* [PROVIDED DATA]

______________________________

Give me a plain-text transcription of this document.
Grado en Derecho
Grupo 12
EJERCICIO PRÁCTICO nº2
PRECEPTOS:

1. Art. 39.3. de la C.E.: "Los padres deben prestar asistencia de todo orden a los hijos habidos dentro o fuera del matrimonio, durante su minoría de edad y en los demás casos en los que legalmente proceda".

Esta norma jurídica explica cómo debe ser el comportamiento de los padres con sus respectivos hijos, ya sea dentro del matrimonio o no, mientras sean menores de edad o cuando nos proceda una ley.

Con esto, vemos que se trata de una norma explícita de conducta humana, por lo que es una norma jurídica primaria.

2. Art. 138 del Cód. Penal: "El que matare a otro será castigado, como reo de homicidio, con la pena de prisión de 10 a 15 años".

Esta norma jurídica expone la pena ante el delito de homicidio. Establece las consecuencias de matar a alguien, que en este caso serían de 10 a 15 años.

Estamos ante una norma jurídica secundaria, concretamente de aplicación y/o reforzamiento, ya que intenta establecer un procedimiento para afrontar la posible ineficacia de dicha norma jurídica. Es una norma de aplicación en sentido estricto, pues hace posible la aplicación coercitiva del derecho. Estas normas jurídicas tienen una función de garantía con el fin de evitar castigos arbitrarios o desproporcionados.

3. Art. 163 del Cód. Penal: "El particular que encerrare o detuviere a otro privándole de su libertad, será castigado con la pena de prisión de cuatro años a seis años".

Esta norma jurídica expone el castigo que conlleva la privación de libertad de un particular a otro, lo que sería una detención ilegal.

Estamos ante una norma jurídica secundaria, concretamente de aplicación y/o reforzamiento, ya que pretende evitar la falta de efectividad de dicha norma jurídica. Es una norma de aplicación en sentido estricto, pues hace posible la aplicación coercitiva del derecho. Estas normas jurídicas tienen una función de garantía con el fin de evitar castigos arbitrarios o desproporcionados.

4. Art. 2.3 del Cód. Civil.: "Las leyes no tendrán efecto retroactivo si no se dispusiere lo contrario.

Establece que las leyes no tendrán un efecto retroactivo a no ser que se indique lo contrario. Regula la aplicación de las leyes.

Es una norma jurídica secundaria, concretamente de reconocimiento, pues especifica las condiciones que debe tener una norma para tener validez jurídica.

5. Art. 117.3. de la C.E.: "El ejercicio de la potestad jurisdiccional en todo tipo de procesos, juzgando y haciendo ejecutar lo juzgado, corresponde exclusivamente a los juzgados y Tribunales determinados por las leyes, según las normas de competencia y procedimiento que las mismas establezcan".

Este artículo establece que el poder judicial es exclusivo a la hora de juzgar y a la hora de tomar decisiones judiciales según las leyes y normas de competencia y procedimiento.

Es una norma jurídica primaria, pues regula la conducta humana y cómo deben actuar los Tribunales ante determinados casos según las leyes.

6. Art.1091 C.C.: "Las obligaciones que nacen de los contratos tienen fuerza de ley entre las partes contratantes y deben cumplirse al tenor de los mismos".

______________________________

* [SHORT TASK] Extract the listing in its entirety, matching it exactly.

* [PROBLEM SOLUTION]
Give me a plain-text transcription of this document.
Grado en Derecho
Grupo 12
EJERCICIO PRÁCTICO nº2
PRECEPTOS:

1. Art. 39.3. de la C.E.: "Los padres deben prestar asistencia de todo orden a los hijos habidos dentro o fuera del matrimonio, durante su minoría de edad y en los demás casos en los que legalmente proceda".

Esta norma jurídica explica cómo debe ser el comportamiento de los padres con sus respectivos hijos, ya sea dentro del matrimonio o no, mientras sean menores de edad o cuando nos proceda una ley.

Con esto, vemos que se trata de una norma explícita de conducta humana, por lo que es una norma jurídica primaria.

2. Art. 138 del Cód. Penal: "El que matare a otro será castigado, como reo de homicidio, con la pena de prisión de 10 a 15 años".

Esta norma jurídica expone la pena ante el delito de homicidio. Establece las consecuencias de matar a alguien, que en este caso serían de 10 a 15 años.

Estamos ante una norma jurídica secundaria, concretamente de aplicación y/o reforzamiento, ya que intenta establecer un procedimiento para afrontar la posible ineficacia de dicha norma jurídica. Es una norma de aplicación en sentido estricto, pues hace posible la aplicación coercitiva del derecho. Estas normas jurídicas tienen una función de garantía con el fin de evitar castigos arbitrarios o desproporcionados.

3. Art. 163 del Cód. Penal: "El particular que encerrare o detuviere a otro privándole de su libertad, será castigado con la pena de prisión de cuatro años a seis años".

Esta norma jurídica expone el castigo que conlleva la privación de libertad de un particular a otro, lo que sería una detención ilegal.

Estamos ante una norma jurídica secundaria, concretamente de aplicación y/o reforzamiento, ya que pretende evitar la falta de efectividad de dicha norma jurídica. Es una norma de aplicación en sentido estricto, pues hace posible la aplicación coercitiva del derecho. Estas normas jurídicas tienen una función de garantía con el fin de evitar castigos arbitrarios o desproporcionados.

4. Art. 2.3 del Cód. Civil.: "Las leyes no tendrán efecto retroactivo si no se dispusiere lo contrario.

Establece que las leyes no tendrán un efecto retroactivo a no ser que se indique lo contrario. Regula la aplicación de las leyes.

Es una norma jurídica secundaria, concretamente de reconocimiento, pues especifica las condiciones que debe tener una norma para tener validez jurídica.

5. Art. 117.3. de la C.E.: "El ejercicio de la potestad jurisdiccional en todo tipo de procesos, juzgando y haciendo ejecutar lo juzgado, corresponde exclusivamente a los juzgados y Tribunales determinados por las leyes, según las normas de competencia y procedimiento que las mismas establezcan".

Este artículo establece que el poder judicial es exclusivo a la hora de juzgar y a la hora de tomar decisiones judiciales según las leyes y normas de competencia y procedimiento.

Es una norma jurídica primaria, pues regula la conducta humana y cómo deben actuar los Tribunales ante determinados casos según las leyes.

6. Art.1091 C.C.: "Las obligaciones que nacen de los contratos tienen fuerza de ley entre las partes contratantes y deben cumplirse al tenor de los mismos".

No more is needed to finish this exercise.